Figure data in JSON
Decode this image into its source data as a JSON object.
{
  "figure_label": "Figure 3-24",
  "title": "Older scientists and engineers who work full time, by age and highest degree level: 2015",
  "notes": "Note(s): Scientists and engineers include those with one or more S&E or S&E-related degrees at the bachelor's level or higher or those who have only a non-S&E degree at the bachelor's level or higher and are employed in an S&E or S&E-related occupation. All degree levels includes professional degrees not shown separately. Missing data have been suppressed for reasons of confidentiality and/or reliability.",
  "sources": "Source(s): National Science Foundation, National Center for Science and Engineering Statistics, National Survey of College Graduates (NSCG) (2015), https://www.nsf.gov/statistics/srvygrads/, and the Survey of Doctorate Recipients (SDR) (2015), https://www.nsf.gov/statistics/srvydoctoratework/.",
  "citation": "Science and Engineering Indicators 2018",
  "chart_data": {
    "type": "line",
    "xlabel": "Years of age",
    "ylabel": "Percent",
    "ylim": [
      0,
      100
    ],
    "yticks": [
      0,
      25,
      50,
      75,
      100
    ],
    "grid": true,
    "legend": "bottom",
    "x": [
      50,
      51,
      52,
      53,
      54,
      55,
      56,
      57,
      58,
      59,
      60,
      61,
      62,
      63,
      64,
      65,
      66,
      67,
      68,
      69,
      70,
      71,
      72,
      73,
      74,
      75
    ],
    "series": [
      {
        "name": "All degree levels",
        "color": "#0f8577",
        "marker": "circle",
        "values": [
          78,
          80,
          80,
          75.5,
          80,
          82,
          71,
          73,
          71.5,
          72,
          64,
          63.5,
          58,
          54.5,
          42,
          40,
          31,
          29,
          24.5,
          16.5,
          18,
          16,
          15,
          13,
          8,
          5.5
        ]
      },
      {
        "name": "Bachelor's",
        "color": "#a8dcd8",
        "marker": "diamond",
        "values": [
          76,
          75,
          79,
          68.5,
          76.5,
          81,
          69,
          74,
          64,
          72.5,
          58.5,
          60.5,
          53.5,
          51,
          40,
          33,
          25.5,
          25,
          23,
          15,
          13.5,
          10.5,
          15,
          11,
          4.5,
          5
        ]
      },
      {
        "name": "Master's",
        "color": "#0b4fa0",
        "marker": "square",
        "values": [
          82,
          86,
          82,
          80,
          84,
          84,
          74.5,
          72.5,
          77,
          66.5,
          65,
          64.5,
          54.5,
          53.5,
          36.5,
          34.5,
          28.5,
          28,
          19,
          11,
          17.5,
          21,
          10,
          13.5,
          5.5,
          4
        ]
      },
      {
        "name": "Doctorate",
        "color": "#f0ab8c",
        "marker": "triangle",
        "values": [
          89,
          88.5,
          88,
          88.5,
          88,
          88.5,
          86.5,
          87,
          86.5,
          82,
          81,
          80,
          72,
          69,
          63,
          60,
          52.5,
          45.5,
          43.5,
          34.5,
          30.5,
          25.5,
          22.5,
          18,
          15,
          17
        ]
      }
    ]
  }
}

§ Description of the task: Repeat the material above exactly.

§ Output:
Decode this image into its source data as a JSON object.
{
  "figure_label": "Figure 3-24",
  "title": "Older scientists and engineers who work full time, by age and highest degree level: 2015",
  "notes": "Note(s): Scientists and engineers include those with one or more S&E or S&E-related degrees at the bachelor's level or higher or those who have only a non-S&E degree at the bachelor's level or higher and are employed in an S&E or S&E-related occupation. All degree levels includes professional degrees not shown separately. Missing data have been suppressed for reasons of confidentiality and/or reliability.",
  "sources": "Source(s): National Science Foundation, National Center for Science and Engineering Statistics, National Survey of College Graduates (NSCG) (2015), https://www.nsf.gov/statistics/srvygrads/, and the Survey of Doctorate Recipients (SDR) (2015), https://www.nsf.gov/statistics/srvydoctoratework/.",
  "citation": "Science and Engineering Indicators 2018",
  "chart_data": {
    "type": "line",
    "xlabel": "Years of age",
    "ylabel": "Percent",
    "ylim": [
      0,
      100
    ],
    "yticks": [
      0,
      25,
      50,
      75,
      100
    ],
    "grid": true,
    "legend": "bottom",
    "x": [
      50,
      51,
      52,
      53,
      54,
      55,
      56,
      57,
      58,
      59,
      60,
      61,
      62,
      63,
      64,
      65,
      66,
      67,
      68,
      69,
      70,
      71,
      72,
      73,
      74,
      75
    ],
    "series": [
      {
        "name": "All degree levels",
        "color": "#0f8577",
        "marker": "circle",
        "values": [
          78,
          80,
          80,
          75.5,
          80,
          82,
          71,
          73,
          71.5,
          72,
          64,
          63.5,
          58,
          54.5,
          42,
          40,
          31,
          29,
          24.5,
          16.5,
          18,
          16,
          15,
          13,
          8,
          5.5
        ]
      },
      {
        "name": "Bachelor's",
        "color": "#a8dcd8",
        "marker": "diamond",
        "values": [
          76,
          75,
          79,
          68.5,
          76.5,
          81,
          69,
          74,
          64,
          72.5,
          58.5,
          60.5,
          53.5,
          51,
          40,
          33,
          25.5,
          25,
          23,
          15,
          13.5,
          10.5,
          15,
          11,
          4.5,
          5
        ]
      },
      {
        "name": "Master's",
        "color": "#0b4fa0",
        "marker": "square",
        "values": [
          82,
          86,
          82,
          80,
          84,
          84,
          74.5,
          72.5,
          77,
          66.5,
          65,
          64.5,
          54.5,
          53.5,
          36.5,
          34.5,
          28.5,
          28,
          19,
          11,
          17.5,
          21,
          10,
          13.5,
          5.5,
          4
        ]
      },
      {
        "name": "Doctorate",
        "color": "#f0ab8c",
        "marker": "triangle",
        "values": [
          89,
          88.5,
          88,
          88.5,
          88,
          88.5,
          86.5,
          87,
          86.5,
          82,
          81,
          80,
          72,
          69,
          63,
          60,
          52.5,
          45.5,
          43.5,
          34.5,
          30.5,
          25.5,
          22.5,
          18,
          15,
          17
        ]
      }
    ]
  }
}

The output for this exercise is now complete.